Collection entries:
---

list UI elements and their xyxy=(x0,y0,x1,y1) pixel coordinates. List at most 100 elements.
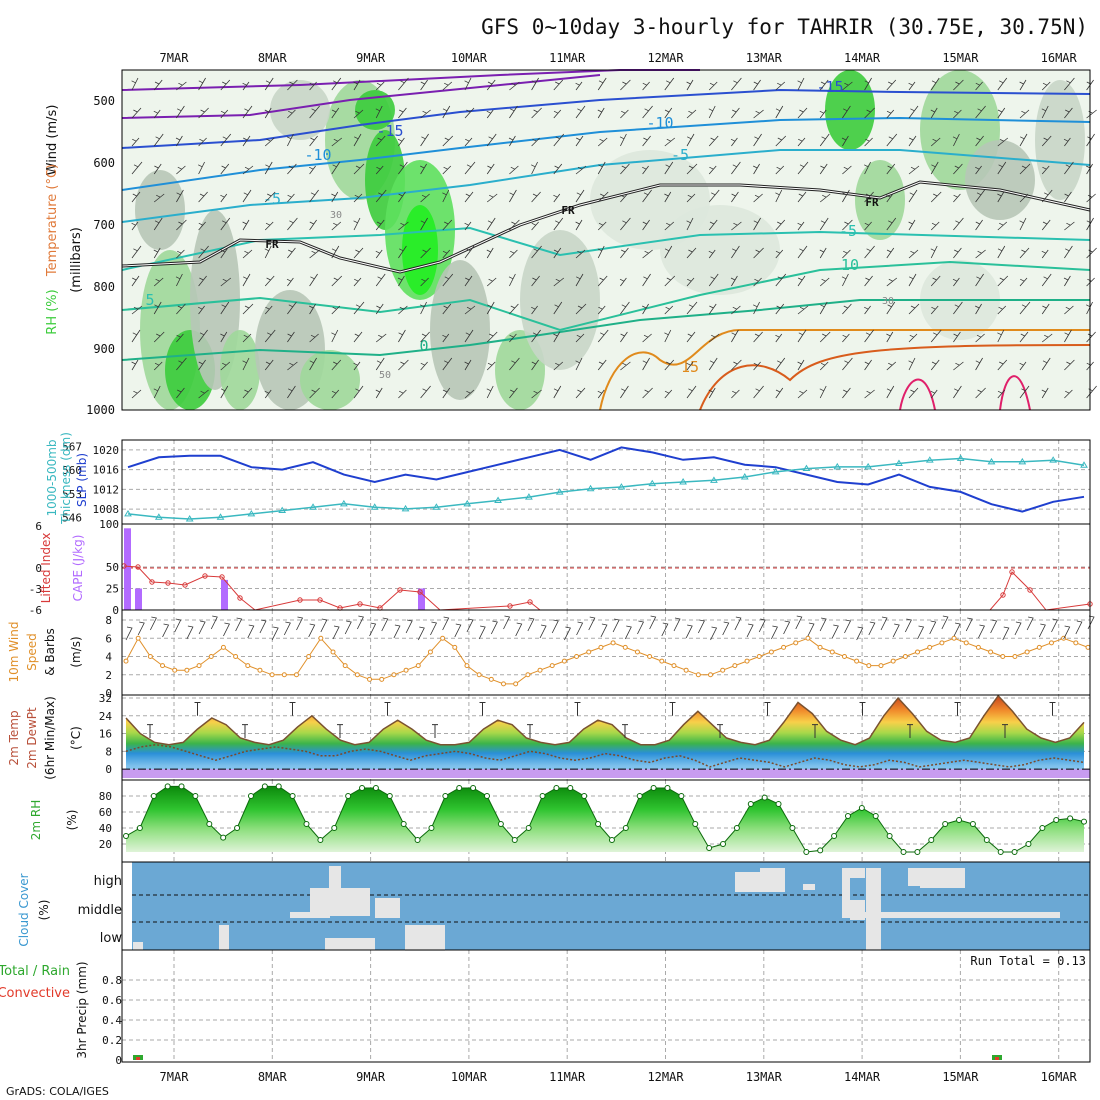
contour-label: -5 xyxy=(839,222,857,240)
wind-barb xyxy=(975,189,985,203)
wind-barb xyxy=(153,301,162,315)
temperature-contour-warm xyxy=(699,344,1091,411)
wind-speed-point xyxy=(281,672,287,678)
wind-barb xyxy=(486,277,497,287)
rh-point xyxy=(275,783,282,790)
wind-barb xyxy=(886,247,895,259)
wind-barb-10m xyxy=(990,619,998,634)
wind-barb xyxy=(553,133,565,147)
wind-barb xyxy=(398,107,407,119)
wind-barb-10m xyxy=(819,617,827,632)
wind-barb xyxy=(131,191,141,203)
wind-barb xyxy=(287,79,298,91)
wind-barb-10m xyxy=(223,622,231,637)
lifted-tick: -3 xyxy=(29,583,42,596)
wind-barb xyxy=(620,163,630,175)
wind-barb-10m xyxy=(210,615,218,630)
wind-barb xyxy=(442,249,451,259)
wind-barb-10m xyxy=(539,624,547,639)
wind-speed-point xyxy=(890,658,896,664)
wind-speed-point xyxy=(452,644,458,650)
cloud-cover-label: Cloud Cover xyxy=(17,873,31,946)
rh-point xyxy=(581,793,588,799)
wind-barb xyxy=(1086,133,1095,147)
wind-barb xyxy=(597,161,606,175)
wind-barb xyxy=(775,105,784,119)
rh-shade xyxy=(270,80,330,140)
wind-barb xyxy=(708,387,716,399)
wind-speed-point xyxy=(147,654,153,659)
wind-barb xyxy=(442,219,453,231)
contour-label: 15 xyxy=(681,358,699,376)
wind-barb xyxy=(153,79,163,91)
wind-barb xyxy=(864,191,874,203)
wind-barb xyxy=(131,389,142,399)
wind-barb xyxy=(398,221,409,231)
wind-barb xyxy=(553,277,565,287)
wind-barb xyxy=(642,165,649,175)
wind-barb xyxy=(309,357,317,371)
wind-barb xyxy=(975,219,983,231)
cape-tick: 50 xyxy=(106,561,119,574)
cloud-level-label: high xyxy=(94,874,122,889)
wind-barb xyxy=(153,277,164,287)
wind-barb xyxy=(398,77,409,91)
wind-barb xyxy=(1041,135,1052,147)
wind-speed-point xyxy=(415,663,421,669)
wind-barb xyxy=(464,245,475,259)
rh2m-labels: 2m RH (%) xyxy=(29,800,79,841)
temp-units-label: (°C) xyxy=(69,726,83,750)
thickness-marker xyxy=(494,496,502,503)
wind-barb xyxy=(264,107,272,119)
thickness-marker xyxy=(710,476,718,483)
wind-barb-10m xyxy=(1026,616,1034,631)
wind-barb xyxy=(1019,193,1029,203)
wind-speed-point xyxy=(184,667,190,673)
wind-barb xyxy=(775,81,786,91)
wind-barb xyxy=(398,389,407,399)
wind-speed-point xyxy=(342,663,348,669)
wind-barb xyxy=(1019,247,1030,259)
wind-speed-point xyxy=(951,635,957,641)
wind-barb xyxy=(797,161,809,175)
wind-barb xyxy=(531,107,542,119)
wind-barb xyxy=(153,109,161,119)
wind-barb xyxy=(664,305,674,315)
wind-barb xyxy=(287,331,295,343)
wind-barb-10m xyxy=(259,619,267,634)
footer-credit: GrADS: COLA/IGES xyxy=(6,1085,109,1098)
wind-barb xyxy=(930,245,938,259)
wind-barb xyxy=(908,303,920,315)
rh-point xyxy=(428,825,435,831)
wind-barb xyxy=(864,275,873,287)
bottom-date-label: 11MAR xyxy=(549,1070,586,1084)
top-date-label: 8MAR xyxy=(258,51,288,65)
rh-point xyxy=(192,793,199,799)
wind-barb xyxy=(642,249,653,259)
wind-speed-point xyxy=(318,635,324,641)
wind-barb xyxy=(353,385,364,399)
wind-barb xyxy=(731,305,741,315)
rh-point xyxy=(567,785,574,791)
wind-barb-10m xyxy=(673,617,681,632)
wind-barb xyxy=(531,359,539,371)
wind-speed-point xyxy=(330,649,336,655)
wind-barb xyxy=(420,109,431,119)
wind-barb xyxy=(575,165,587,175)
wind-barb xyxy=(131,275,140,287)
wind-barb xyxy=(553,331,561,343)
wind-barb xyxy=(997,221,1008,231)
pressure-tick-label: 1000 xyxy=(86,403,115,417)
wind-barb xyxy=(553,163,563,175)
wind-barb xyxy=(464,389,475,399)
wind-speed-point xyxy=(720,667,726,673)
rh-point xyxy=(539,793,546,799)
wind-barb xyxy=(575,81,583,91)
minmax-whisker xyxy=(479,701,486,716)
wind-barb xyxy=(664,77,675,91)
wind-barb-10m xyxy=(783,620,791,635)
wind-speed-point xyxy=(440,635,446,641)
wind-barb xyxy=(997,389,1006,399)
wind-speed-point xyxy=(805,635,811,641)
wind-barb xyxy=(842,105,851,119)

---

**Work to do**
Print again, unchanged, the lines from the one with "contour-label: -5 xyxy=(839,222,857,240)" to the one with "wind-barb xyxy=(553,133,565,147)", both included.

**The solution**
contour-label: -5 xyxy=(839,222,857,240)
wind-barb xyxy=(975,189,985,203)
wind-barb xyxy=(153,301,162,315)
temperature-contour-warm xyxy=(699,344,1091,411)
wind-speed-point xyxy=(281,672,287,678)
wind-barb xyxy=(486,277,497,287)
rh-point xyxy=(275,783,282,790)
wind-barb xyxy=(886,247,895,259)
wind-barb-10m xyxy=(990,619,998,634)
wind-barb xyxy=(553,133,565,147)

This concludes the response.